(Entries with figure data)

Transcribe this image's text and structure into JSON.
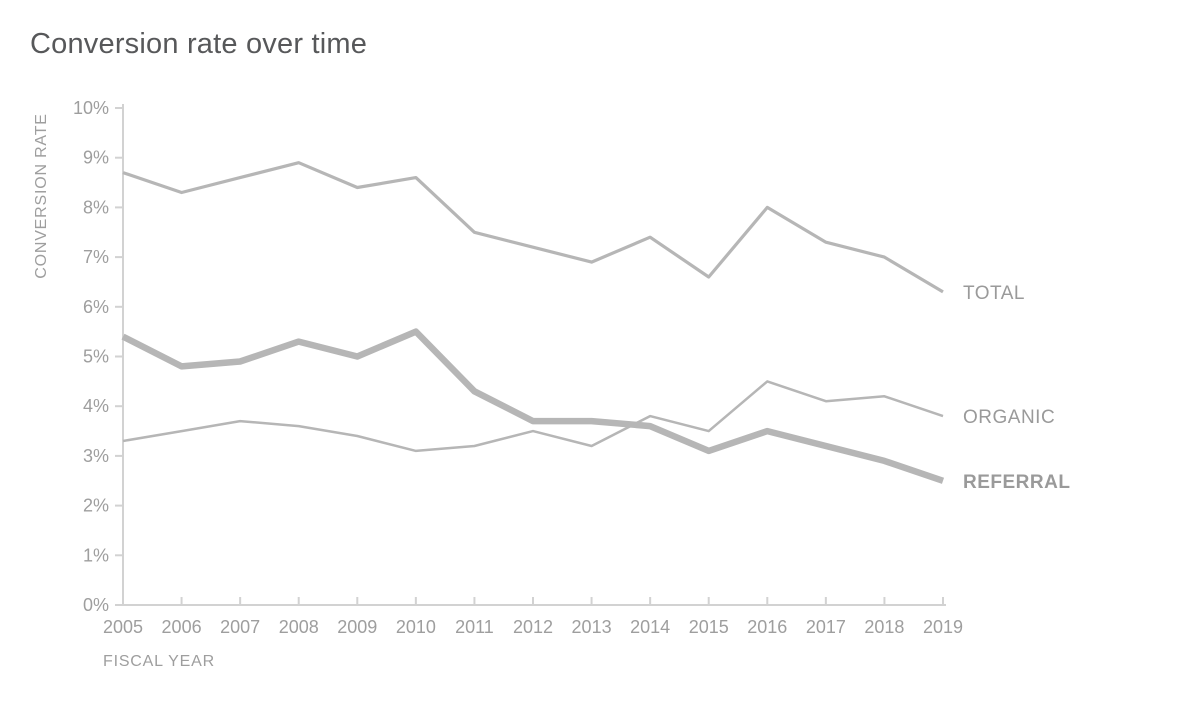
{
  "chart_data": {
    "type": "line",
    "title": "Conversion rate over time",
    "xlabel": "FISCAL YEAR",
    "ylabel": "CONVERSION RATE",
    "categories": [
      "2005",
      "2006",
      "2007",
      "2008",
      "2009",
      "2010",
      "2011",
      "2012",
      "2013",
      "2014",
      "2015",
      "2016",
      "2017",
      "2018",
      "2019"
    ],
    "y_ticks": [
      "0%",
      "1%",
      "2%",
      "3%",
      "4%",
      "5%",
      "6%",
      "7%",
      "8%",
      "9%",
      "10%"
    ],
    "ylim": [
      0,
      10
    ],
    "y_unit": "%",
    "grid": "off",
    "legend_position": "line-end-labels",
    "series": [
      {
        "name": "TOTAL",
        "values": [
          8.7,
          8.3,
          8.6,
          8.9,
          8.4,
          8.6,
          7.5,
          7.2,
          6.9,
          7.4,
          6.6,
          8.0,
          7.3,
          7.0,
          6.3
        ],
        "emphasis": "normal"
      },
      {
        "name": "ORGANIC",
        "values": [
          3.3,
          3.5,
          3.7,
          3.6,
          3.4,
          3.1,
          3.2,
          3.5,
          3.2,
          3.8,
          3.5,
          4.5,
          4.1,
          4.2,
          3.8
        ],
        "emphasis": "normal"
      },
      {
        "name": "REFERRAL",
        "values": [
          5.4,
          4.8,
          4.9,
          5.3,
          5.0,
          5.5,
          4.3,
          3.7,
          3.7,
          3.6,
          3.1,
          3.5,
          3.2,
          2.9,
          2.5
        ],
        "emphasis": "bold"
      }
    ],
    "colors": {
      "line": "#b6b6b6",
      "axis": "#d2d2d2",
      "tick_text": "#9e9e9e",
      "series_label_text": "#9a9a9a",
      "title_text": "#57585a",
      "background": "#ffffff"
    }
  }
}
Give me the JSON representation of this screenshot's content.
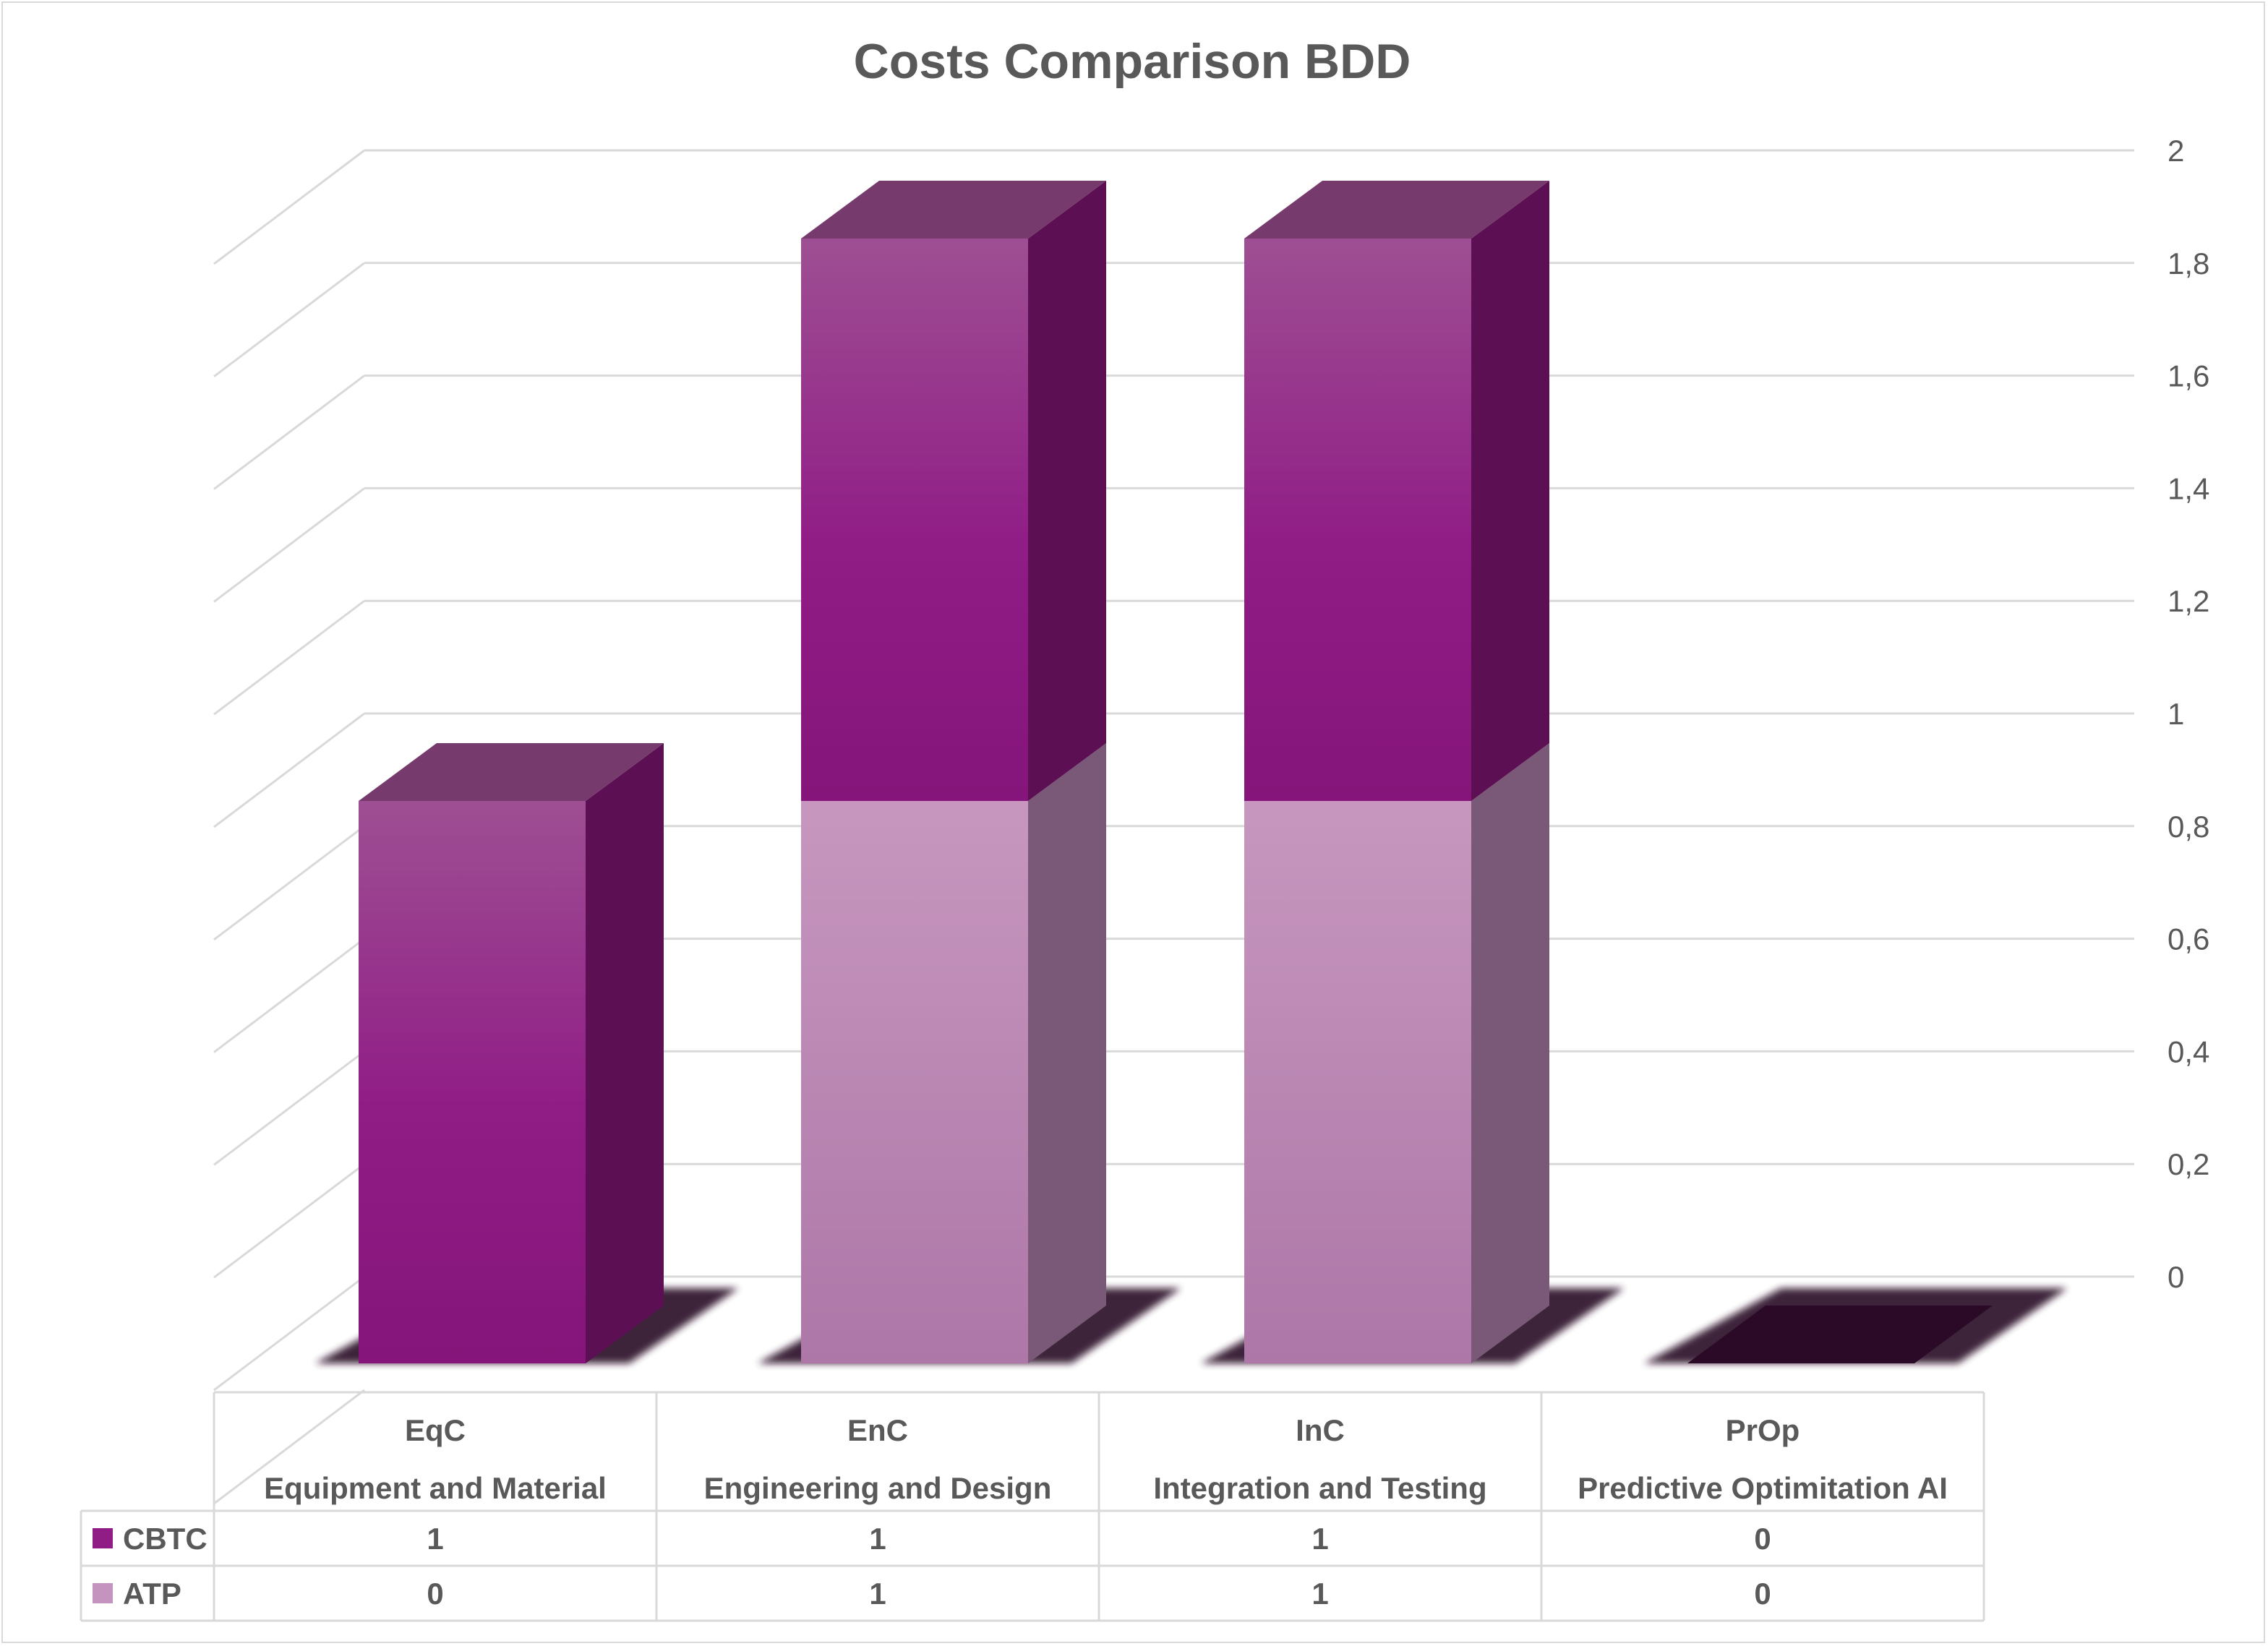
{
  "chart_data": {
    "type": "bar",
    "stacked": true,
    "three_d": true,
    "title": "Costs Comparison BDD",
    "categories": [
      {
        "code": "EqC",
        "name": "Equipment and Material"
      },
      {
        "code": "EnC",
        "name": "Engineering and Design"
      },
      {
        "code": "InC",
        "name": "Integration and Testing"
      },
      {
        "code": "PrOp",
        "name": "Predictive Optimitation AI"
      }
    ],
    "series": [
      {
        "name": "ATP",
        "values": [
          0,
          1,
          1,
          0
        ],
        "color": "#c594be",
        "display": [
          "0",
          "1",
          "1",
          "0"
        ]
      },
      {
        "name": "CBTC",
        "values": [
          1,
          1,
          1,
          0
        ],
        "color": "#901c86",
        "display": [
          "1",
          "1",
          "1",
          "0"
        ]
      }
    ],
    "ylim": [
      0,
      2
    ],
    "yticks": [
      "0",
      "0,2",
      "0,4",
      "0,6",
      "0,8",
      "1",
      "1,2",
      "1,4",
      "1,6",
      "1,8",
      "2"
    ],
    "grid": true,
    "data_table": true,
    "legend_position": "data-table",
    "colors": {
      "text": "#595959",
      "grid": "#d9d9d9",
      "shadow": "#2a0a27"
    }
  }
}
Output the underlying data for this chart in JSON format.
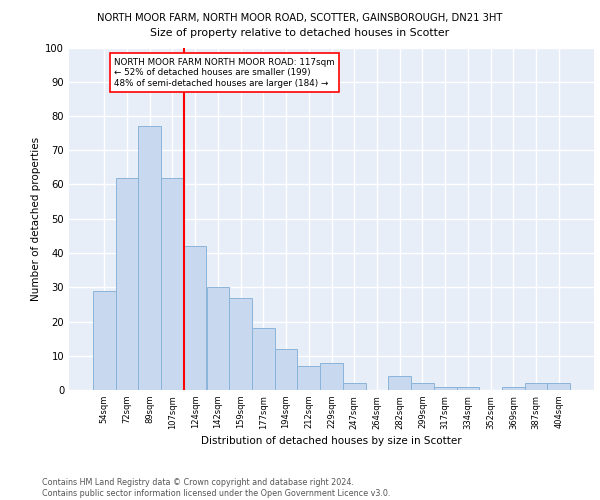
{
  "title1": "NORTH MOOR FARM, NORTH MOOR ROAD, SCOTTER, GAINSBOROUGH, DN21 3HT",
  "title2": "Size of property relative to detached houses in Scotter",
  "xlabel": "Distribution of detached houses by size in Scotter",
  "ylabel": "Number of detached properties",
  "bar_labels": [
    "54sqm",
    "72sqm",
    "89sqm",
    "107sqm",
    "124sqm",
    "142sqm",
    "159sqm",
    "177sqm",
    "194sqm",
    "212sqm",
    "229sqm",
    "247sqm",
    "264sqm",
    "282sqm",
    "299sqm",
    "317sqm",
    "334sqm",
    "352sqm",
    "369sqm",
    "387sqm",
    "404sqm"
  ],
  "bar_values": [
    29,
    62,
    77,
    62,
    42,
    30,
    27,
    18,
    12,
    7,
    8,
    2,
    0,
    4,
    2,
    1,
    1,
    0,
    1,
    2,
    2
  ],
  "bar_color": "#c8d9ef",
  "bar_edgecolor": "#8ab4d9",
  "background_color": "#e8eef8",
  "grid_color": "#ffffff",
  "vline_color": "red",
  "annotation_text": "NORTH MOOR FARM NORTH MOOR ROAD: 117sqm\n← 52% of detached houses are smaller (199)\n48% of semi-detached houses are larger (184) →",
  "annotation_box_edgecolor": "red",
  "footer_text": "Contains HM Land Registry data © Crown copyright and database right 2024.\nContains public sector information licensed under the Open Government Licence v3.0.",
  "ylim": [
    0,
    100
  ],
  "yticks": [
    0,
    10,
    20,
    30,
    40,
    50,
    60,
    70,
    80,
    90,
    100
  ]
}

_Aim_: Skip the pictures and print each record exactly as it stands.

_Response to this exercise_:
Transcribe this image's text and structure into JSON.
{
  "chart_data": {
    "type": "line",
    "title": "Conversion rate over time",
    "xlabel": "FISCAL YEAR",
    "ylabel": "CONVERSION RATE",
    "categories": [
      "2005",
      "2006",
      "2007",
      "2008",
      "2009",
      "2010",
      "2011",
      "2012",
      "2013",
      "2014",
      "2015",
      "2016",
      "2017",
      "2018",
      "2019"
    ],
    "y_ticks": [
      "0%",
      "1%",
      "2%",
      "3%",
      "4%",
      "5%",
      "6%",
      "7%",
      "8%",
      "9%",
      "10%"
    ],
    "ylim": [
      0,
      10
    ],
    "y_unit": "%",
    "grid": "off",
    "legend_position": "line-end-labels",
    "series": [
      {
        "name": "TOTAL",
        "values": [
          8.7,
          8.3,
          8.6,
          8.9,
          8.4,
          8.6,
          7.5,
          7.2,
          6.9,
          7.4,
          6.6,
          8.0,
          7.3,
          7.0,
          6.3
        ],
        "emphasis": "normal"
      },
      {
        "name": "ORGANIC",
        "values": [
          3.3,
          3.5,
          3.7,
          3.6,
          3.4,
          3.1,
          3.2,
          3.5,
          3.2,
          3.8,
          3.5,
          4.5,
          4.1,
          4.2,
          3.8
        ],
        "emphasis": "normal"
      },
      {
        "name": "REFERRAL",
        "values": [
          5.4,
          4.8,
          4.9,
          5.3,
          5.0,
          5.5,
          4.3,
          3.7,
          3.7,
          3.6,
          3.1,
          3.5,
          3.2,
          2.9,
          2.5
        ],
        "emphasis": "bold"
      }
    ],
    "colors": {
      "line": "#b6b6b6",
      "axis": "#d2d2d2",
      "tick_text": "#9e9e9e",
      "series_label_text": "#9a9a9a",
      "title_text": "#57585a",
      "background": "#ffffff"
    }
  }
}
Give me the JSON representation of this screenshot's content.
{
  "chart_data": {
    "type": "bar",
    "stacked": true,
    "three_d": true,
    "title": "Costs Comparison BDD",
    "categories": [
      {
        "code": "EqC",
        "name": "Equipment and Material"
      },
      {
        "code": "EnC",
        "name": "Engineering and Design"
      },
      {
        "code": "InC",
        "name": "Integration and Testing"
      },
      {
        "code": "PrOp",
        "name": "Predictive Optimitation AI"
      }
    ],
    "series": [
      {
        "name": "ATP",
        "values": [
          0,
          1,
          1,
          0
        ],
        "color": "#c594be",
        "display": [
          "0",
          "1",
          "1",
          "0"
        ]
      },
      {
        "name": "CBTC",
        "values": [
          1,
          1,
          1,
          0
        ],
        "color": "#901c86",
        "display": [
          "1",
          "1",
          "1",
          "0"
        ]
      }
    ],
    "ylim": [
      0,
      2
    ],
    "yticks": [
      "0",
      "0,2",
      "0,4",
      "0,6",
      "0,8",
      "1",
      "1,2",
      "1,4",
      "1,6",
      "1,8",
      "2"
    ],
    "grid": true,
    "data_table": true,
    "legend_position": "data-table",
    "colors": {
      "text": "#595959",
      "grid": "#d9d9d9",
      "shadow": "#2a0a27"
    }
  }
}
Output the underlying data for this chart in JSON format.
{
  "title1": "NORTH MOOR FARM, NORTH MOOR ROAD, SCOTTER, GAINSBOROUGH, DN21 3HT",
  "title2": "Size of property relative to detached houses in Scotter",
  "xlabel": "Distribution of detached houses by size in Scotter",
  "ylabel": "Number of detached properties",
  "bar_labels": [
    "54sqm",
    "72sqm",
    "89sqm",
    "107sqm",
    "124sqm",
    "142sqm",
    "159sqm",
    "177sqm",
    "194sqm",
    "212sqm",
    "229sqm",
    "247sqm",
    "264sqm",
    "282sqm",
    "299sqm",
    "317sqm",
    "334sqm",
    "352sqm",
    "369sqm",
    "387sqm",
    "404sqm"
  ],
  "bar_values": [
    29,
    62,
    77,
    62,
    42,
    30,
    27,
    18,
    12,
    7,
    8,
    2,
    0,
    4,
    2,
    1,
    1,
    0,
    1,
    2,
    2
  ],
  "bar_color": "#c8d9ef",
  "bar_edgecolor": "#8ab4d9",
  "background_color": "#e8eef8",
  "grid_color": "#ffffff",
  "vline_color": "red",
  "annotation_text": "NORTH MOOR FARM NORTH MOOR ROAD: 117sqm\n← 52% of detached houses are smaller (199)\n48% of semi-detached houses are larger (184) →",
  "annotation_box_edgecolor": "red",
  "footer_text": "Contains HM Land Registry data © Crown copyright and database right 2024.\nContains public sector information licensed under the Open Government Licence v3.0.",
  "ylim": [
    0,
    100
  ],
  "yticks": [
    0,
    10,
    20,
    30,
    40,
    50,
    60,
    70,
    80,
    90,
    100
  ]
}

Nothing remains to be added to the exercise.